>> start
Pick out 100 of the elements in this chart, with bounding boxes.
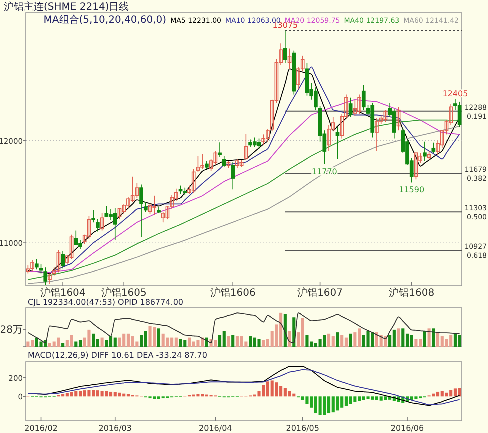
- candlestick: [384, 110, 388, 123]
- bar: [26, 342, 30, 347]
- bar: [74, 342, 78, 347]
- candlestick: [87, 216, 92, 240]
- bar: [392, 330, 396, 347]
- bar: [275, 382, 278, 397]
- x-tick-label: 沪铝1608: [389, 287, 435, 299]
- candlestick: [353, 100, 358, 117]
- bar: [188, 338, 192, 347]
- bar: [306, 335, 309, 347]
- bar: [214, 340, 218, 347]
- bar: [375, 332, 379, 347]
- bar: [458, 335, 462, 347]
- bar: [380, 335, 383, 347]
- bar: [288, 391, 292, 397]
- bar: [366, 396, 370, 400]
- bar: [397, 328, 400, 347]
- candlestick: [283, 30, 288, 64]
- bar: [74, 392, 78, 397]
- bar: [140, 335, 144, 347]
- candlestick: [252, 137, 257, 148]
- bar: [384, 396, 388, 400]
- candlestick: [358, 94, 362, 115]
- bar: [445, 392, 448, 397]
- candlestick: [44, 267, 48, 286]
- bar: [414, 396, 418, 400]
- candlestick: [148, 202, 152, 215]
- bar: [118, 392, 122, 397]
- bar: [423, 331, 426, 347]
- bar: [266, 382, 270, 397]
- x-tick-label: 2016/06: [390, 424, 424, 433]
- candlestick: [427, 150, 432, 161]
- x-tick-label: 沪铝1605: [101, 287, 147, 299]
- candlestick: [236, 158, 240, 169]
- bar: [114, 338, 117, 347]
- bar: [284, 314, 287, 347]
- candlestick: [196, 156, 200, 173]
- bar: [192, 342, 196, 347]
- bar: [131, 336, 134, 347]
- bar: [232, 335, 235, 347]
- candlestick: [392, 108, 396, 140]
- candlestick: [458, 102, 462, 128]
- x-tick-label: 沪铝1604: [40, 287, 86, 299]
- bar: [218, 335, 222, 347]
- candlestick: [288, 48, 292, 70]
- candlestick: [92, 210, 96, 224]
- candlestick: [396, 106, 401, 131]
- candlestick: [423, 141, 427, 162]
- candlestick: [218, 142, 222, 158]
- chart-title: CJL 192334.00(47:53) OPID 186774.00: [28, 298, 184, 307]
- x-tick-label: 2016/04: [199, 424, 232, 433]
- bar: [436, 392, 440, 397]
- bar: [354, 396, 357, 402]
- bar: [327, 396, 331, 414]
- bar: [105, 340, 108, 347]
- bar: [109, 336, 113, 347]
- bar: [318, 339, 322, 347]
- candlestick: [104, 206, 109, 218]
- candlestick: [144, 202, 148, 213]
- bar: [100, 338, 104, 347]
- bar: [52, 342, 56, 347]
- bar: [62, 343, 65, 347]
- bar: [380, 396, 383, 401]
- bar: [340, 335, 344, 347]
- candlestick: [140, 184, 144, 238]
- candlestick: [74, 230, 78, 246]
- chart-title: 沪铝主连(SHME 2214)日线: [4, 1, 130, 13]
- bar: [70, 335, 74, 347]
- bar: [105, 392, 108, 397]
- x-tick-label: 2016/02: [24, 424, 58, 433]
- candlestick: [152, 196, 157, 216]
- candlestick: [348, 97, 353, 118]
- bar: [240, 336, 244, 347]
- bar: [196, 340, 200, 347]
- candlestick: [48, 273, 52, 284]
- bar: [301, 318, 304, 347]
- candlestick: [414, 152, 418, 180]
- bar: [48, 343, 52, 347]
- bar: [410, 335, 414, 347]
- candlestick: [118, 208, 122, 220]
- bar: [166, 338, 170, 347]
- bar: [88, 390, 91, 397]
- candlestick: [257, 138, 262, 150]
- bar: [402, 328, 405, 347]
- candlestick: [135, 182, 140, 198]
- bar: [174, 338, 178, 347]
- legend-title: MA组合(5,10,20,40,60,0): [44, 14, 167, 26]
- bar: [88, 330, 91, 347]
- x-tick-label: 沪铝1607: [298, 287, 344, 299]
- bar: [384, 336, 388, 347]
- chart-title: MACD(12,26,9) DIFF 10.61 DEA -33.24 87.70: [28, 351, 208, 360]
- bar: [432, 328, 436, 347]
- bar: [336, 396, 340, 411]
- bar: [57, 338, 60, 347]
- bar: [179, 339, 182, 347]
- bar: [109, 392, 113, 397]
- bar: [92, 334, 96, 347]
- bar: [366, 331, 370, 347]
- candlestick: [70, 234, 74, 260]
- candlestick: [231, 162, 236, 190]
>> end
▸ Task brief
Copy the data above line for line, without changing any character, and leave out the picture.

▸ The result
Pick out 100 of the elements in this chart, with bounding boxes.
- candlestick: [384, 110, 388, 123]
- bar: [26, 342, 30, 347]
- bar: [74, 342, 78, 347]
- candlestick: [87, 216, 92, 240]
- bar: [392, 330, 396, 347]
- bar: [275, 382, 278, 397]
- x-tick-label: 沪铝1608: [389, 287, 435, 299]
- candlestick: [353, 100, 358, 117]
- bar: [188, 338, 192, 347]
- bar: [306, 335, 309, 347]
- bar: [214, 340, 218, 347]
- bar: [375, 332, 379, 347]
- bar: [458, 335, 462, 347]
- bar: [380, 335, 383, 347]
- bar: [288, 391, 292, 397]
- bar: [366, 396, 370, 400]
- bar: [397, 328, 400, 347]
- candlestick: [283, 30, 288, 64]
- bar: [74, 392, 78, 397]
- bar: [140, 335, 144, 347]
- candlestick: [252, 137, 257, 148]
- bar: [384, 396, 388, 400]
- candlestick: [358, 94, 362, 115]
- bar: [445, 392, 448, 397]
- candlestick: [44, 267, 48, 286]
- bar: [414, 396, 418, 400]
- candlestick: [148, 202, 152, 215]
- bar: [118, 392, 122, 397]
- bar: [423, 331, 426, 347]
- bar: [266, 382, 270, 397]
- x-tick-label: 2016/06: [390, 424, 424, 433]
- candlestick: [427, 150, 432, 161]
- x-tick-label: 沪铝1605: [101, 287, 147, 299]
- candlestick: [236, 158, 240, 169]
- bar: [114, 338, 117, 347]
- bar: [284, 314, 287, 347]
- candlestick: [196, 156, 200, 173]
- bar: [192, 342, 196, 347]
- bar: [131, 336, 134, 347]
- bar: [232, 335, 235, 347]
- candlestick: [392, 108, 396, 140]
- candlestick: [458, 102, 462, 128]
- x-tick-label: 沪铝1604: [40, 287, 86, 299]
- bar: [218, 335, 222, 347]
- candlestick: [288, 48, 292, 70]
- candlestick: [92, 210, 96, 224]
- candlestick: [396, 106, 401, 131]
- candlestick: [423, 141, 427, 162]
- candlestick: [218, 142, 222, 158]
- chart-title: CJL 192334.00(47:53) OPID 186774.00: [28, 298, 184, 307]
- x-tick-label: 2016/04: [199, 424, 232, 433]
- bar: [436, 392, 440, 397]
- bar: [354, 396, 357, 402]
- bar: [327, 396, 331, 414]
- bar: [105, 340, 108, 347]
- bar: [109, 336, 113, 347]
- bar: [318, 339, 322, 347]
- candlestick: [104, 206, 109, 218]
- candlestick: [144, 202, 148, 213]
- bar: [100, 338, 104, 347]
- bar: [52, 342, 56, 347]
- bar: [62, 343, 65, 347]
- bar: [380, 396, 383, 401]
- bar: [340, 335, 344, 347]
- candlestick: [140, 184, 144, 238]
- candlestick: [74, 230, 78, 246]
- chart-title: 沪铝主连(SHME 2214)日线: [4, 1, 130, 13]
- bar: [70, 335, 74, 347]
- bar: [105, 392, 108, 397]
- x-tick-label: 2016/02: [24, 424, 58, 433]
- candlestick: [152, 196, 157, 216]
- candlestick: [348, 97, 353, 118]
- bar: [240, 336, 244, 347]
- bar: [196, 340, 200, 347]
- candlestick: [48, 273, 52, 284]
- bar: [301, 318, 304, 347]
- candlestick: [414, 152, 418, 180]
- bar: [48, 343, 52, 347]
- bar: [410, 335, 414, 347]
- candlestick: [118, 208, 122, 220]
- bar: [166, 338, 170, 347]
- bar: [88, 390, 91, 397]
- candlestick: [257, 138, 262, 150]
- bar: [402, 328, 405, 347]
- candlestick: [135, 182, 140, 198]
- bar: [174, 338, 178, 347]
- legend-title: MA组合(5,10,20,40,60,0): [44, 14, 167, 26]
- bar: [88, 330, 91, 347]
- x-tick-label: 沪铝1607: [298, 287, 344, 299]
- bar: [384, 336, 388, 347]
- chart-title: MACD(12,26,9) DIFF 10.61 DEA -33.24 87.70: [28, 351, 208, 360]
- bar: [432, 328, 436, 347]
- bar: [336, 396, 340, 411]
- bar: [57, 338, 60, 347]
- bar: [179, 339, 182, 347]
- bar: [109, 392, 113, 397]
- bar: [92, 334, 96, 347]
- bar: [366, 331, 370, 347]
- candlestick: [70, 234, 74, 260]
- candlestick: [231, 162, 236, 190]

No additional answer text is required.